» **Written task**
Lines that contain the string "icon" are to be copied; leave out all others.
= = =
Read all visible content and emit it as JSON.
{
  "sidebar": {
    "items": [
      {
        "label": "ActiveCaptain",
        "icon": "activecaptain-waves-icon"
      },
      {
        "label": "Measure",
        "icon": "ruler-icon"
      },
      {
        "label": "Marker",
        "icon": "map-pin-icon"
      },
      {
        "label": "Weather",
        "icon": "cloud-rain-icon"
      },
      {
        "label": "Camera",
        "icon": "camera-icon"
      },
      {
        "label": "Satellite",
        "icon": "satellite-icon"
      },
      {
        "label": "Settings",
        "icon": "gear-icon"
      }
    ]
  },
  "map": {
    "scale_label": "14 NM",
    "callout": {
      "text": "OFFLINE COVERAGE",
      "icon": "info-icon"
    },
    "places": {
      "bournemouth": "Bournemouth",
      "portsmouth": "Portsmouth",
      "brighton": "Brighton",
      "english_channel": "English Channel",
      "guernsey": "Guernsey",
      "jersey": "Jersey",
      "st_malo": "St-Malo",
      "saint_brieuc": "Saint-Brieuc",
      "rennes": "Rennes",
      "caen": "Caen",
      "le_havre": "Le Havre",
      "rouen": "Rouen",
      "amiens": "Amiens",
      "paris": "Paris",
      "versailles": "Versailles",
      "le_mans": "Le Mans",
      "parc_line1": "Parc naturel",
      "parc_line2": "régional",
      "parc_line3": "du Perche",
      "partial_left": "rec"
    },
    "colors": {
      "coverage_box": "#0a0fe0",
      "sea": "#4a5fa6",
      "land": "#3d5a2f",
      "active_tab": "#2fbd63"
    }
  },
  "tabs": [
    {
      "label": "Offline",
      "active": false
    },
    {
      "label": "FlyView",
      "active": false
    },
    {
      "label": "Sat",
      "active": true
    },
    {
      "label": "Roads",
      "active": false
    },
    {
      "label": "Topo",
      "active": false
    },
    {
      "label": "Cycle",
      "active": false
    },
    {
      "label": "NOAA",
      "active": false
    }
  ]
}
= = =
» **Full answer**
        "icon": "activecaptain-waves-icon"
        "icon": "ruler-icon"
        "icon": "map-pin-icon"
        "icon": "cloud-rain-icon"
        "icon": "camera-icon"
        "icon": "satellite-icon"
        "icon": "gear-icon"
      "icon": "info-icon"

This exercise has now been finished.